Copy out the std::abs question below word for word, in full.
── Reading passage
Question

Is the std::abs() function well defined for ALL arithmetic types in C++11 and will return |x| with no problem of approximation?

A weird thing is that with g++4.7, std::abs(char), std::abs(short int), std::abs(int), std::abs(long int) and std::abs(long long int) seem to return a double (on the contrary of : http://en.cppreference.com/w/cpp/numeric/math/abs). And if the number is casted to a double, we could have some approximation error for very large number (like -9223372036854775806LL = 2^63-3).

So do I have the guarantee that std::abs(x) will always return |x| for all arithmetic types ?

EDIT : here is an example program to make some tests

#include <iostream>
#include <iomanip>
#include <cmath>
#include <typeinfo>

template<typename T>
void abstest(T x)
{
    static const unsigned int width = 16;
    const T val = x;
    if (sizeof(val) == 1) {
        std::cout<<std::setw(width)<<static_cast<int>(val)<<" ";
        std::cout<<std::setw(width)<<static_cast<int>(std::abs(val))<<" ";
    } else {
        std::cout<<std::setw(width)<<val<<" ";
        std::cout<<std::setw(width)<<static_cast<T>(std::abs(val))<<" ";
    }
    std::cout<<std::setw(width)<<sizeof(val)<<" ";
    std::cout<<std::setw(width)<<sizeof(std::abs(val))<<" ";
    std::cout<<std::setw(width)<<typeid(val).name()<<" ";
    std::cout<<std::setw(width)<<typeid(std::abs(val)).name()<<std::endl;
}

int main()
────
── Data provided
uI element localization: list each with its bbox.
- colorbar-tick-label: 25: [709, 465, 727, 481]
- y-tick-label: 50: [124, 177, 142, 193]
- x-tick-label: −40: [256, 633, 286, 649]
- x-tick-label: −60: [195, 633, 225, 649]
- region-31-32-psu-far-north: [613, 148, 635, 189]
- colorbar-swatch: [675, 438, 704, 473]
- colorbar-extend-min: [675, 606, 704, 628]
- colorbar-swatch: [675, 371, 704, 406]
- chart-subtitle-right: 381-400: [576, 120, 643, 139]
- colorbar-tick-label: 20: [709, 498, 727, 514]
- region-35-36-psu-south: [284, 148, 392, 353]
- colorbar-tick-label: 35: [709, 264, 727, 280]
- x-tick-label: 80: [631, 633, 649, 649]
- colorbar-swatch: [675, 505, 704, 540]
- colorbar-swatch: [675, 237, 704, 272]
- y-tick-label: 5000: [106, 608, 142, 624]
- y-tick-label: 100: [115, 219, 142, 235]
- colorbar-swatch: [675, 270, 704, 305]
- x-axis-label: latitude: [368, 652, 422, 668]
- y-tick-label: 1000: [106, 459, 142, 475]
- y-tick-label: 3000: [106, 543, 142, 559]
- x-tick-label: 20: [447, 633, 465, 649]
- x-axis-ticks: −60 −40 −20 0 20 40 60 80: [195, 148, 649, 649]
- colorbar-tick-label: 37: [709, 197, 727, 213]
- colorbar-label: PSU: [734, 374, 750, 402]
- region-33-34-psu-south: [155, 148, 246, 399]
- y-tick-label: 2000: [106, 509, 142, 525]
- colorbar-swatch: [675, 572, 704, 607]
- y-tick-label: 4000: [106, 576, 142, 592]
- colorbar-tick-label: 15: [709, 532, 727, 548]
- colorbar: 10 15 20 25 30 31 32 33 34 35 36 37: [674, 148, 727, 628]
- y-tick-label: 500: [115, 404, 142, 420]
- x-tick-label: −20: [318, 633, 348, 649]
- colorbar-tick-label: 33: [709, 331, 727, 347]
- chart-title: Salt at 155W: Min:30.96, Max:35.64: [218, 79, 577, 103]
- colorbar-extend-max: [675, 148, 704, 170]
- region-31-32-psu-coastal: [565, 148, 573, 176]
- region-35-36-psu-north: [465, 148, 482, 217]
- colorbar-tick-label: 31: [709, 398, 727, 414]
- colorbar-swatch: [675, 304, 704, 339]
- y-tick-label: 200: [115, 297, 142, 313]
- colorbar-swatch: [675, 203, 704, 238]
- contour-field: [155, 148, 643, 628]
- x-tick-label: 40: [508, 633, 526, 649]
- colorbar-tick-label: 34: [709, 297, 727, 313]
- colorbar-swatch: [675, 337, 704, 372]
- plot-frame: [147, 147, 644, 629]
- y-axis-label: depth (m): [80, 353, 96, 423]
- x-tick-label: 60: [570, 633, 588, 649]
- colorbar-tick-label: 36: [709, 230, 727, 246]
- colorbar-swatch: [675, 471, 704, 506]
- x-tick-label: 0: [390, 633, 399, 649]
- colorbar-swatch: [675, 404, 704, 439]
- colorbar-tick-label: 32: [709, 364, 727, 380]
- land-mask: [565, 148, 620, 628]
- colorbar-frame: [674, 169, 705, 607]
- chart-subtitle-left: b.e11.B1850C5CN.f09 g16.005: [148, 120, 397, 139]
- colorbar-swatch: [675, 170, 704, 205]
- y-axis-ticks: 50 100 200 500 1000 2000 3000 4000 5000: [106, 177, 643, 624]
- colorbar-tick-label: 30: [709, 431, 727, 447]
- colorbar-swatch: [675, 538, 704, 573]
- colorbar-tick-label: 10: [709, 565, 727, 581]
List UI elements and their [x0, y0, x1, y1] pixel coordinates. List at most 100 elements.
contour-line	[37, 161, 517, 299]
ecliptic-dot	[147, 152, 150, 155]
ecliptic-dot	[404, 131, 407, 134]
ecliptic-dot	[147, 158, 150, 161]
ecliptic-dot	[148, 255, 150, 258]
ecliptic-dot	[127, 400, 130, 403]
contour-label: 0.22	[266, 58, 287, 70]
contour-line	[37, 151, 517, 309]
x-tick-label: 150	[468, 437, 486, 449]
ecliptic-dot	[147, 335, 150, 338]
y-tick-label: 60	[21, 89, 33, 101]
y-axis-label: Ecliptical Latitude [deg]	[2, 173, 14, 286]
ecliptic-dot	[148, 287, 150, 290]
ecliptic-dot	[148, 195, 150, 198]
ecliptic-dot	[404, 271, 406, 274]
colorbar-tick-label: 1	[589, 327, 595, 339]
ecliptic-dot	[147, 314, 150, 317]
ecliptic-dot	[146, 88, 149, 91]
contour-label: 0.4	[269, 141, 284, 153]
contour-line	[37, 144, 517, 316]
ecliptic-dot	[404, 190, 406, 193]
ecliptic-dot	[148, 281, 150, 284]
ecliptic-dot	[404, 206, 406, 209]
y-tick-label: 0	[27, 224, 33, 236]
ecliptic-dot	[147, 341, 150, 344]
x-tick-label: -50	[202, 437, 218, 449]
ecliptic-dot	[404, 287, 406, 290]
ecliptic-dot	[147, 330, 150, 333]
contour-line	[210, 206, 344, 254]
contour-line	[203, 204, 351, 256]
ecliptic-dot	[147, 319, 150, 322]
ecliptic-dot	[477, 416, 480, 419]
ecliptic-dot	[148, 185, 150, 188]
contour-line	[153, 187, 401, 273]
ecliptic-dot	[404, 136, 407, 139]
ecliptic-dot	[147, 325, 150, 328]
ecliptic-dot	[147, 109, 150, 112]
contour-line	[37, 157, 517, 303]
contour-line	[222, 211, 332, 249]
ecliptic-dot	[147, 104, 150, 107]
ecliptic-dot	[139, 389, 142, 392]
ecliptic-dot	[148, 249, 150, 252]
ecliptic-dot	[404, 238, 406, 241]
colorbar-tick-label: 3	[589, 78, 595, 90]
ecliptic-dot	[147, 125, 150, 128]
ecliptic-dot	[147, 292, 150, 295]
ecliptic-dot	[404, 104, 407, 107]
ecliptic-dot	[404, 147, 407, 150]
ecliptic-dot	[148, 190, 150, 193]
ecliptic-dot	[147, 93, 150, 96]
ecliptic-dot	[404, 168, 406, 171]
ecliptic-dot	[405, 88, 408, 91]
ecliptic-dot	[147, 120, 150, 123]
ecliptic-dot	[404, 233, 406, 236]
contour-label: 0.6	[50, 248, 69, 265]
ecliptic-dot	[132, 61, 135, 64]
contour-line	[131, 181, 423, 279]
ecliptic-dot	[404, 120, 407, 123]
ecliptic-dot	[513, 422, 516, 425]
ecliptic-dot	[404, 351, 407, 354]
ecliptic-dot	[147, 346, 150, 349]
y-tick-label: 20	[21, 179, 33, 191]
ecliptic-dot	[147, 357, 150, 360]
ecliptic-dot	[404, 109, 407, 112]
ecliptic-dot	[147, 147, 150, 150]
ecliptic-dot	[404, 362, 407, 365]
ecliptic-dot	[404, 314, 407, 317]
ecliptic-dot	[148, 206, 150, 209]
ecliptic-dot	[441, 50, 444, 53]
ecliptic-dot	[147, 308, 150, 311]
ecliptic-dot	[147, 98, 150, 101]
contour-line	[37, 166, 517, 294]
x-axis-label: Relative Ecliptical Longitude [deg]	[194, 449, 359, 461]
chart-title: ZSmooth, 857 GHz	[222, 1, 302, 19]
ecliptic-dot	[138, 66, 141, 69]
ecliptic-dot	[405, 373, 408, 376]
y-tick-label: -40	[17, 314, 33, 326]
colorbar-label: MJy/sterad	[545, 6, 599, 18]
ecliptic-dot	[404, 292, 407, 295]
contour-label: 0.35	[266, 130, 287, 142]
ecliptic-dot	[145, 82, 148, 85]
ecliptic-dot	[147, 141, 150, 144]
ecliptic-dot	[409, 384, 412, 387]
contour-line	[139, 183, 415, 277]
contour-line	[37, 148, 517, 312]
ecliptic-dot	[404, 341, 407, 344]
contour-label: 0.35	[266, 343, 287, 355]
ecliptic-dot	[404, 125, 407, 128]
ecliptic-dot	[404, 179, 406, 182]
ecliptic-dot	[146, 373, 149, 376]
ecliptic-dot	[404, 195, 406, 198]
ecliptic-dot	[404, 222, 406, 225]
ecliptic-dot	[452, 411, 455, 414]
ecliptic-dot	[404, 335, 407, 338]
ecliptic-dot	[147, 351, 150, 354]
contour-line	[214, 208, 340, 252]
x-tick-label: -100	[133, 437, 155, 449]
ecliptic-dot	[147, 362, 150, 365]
────
§ **Result**
Question

Is the std::abs() function well defined for ALL arithmetic types in C++11 and will return |x| with no problem of approximation?

A weird thing is that with g++4.7, std::abs(char), std::abs(short int), std::abs(int), std::abs(long int) and std::abs(long long int) seem to return a double (on the contrary of : http://en.cppreference.com/w/cpp/numeric/math/abs). And if the number is casted to a double, we could have some approximation error for very large number (like -9223372036854775806LL = 2^63-3).

So do I have the guarantee that std::abs(x) will always return |x| for all arithmetic types ?

EDIT : here is an example program to make some tests

#include <iostream>
#include <iomanip>
#include <cmath>
#include <typeinfo>

template<typename T>
void abstest(T x)
{
    static const unsigned int width = 16;
    const T val = x;
    if (sizeof(val) == 1) {
        std::cout<<std::setw(width)<<static_cast<int>(val)<<" ";
        std::cout<<std::setw(width)<<static_cast<int>(std::abs(val))<<" ";
    } else {
        std::cout<<std::setw(width)<<val<<" ";
        std::cout<<std::setw(width)<<static_cast<T>(std::abs(val))<<" ";
    }
    std::cout<<std::setw(width)<<sizeof(val)<<" ";
    std::cout<<std::setw(width)<<sizeof(std::abs(val))<<" ";
    std::cout<<std::setw(width)<<typeid(val).name()<<" ";
    std::cout<<std::setw(width)<<typeid(std::abs(val)).name()<<std::endl;
}

int main()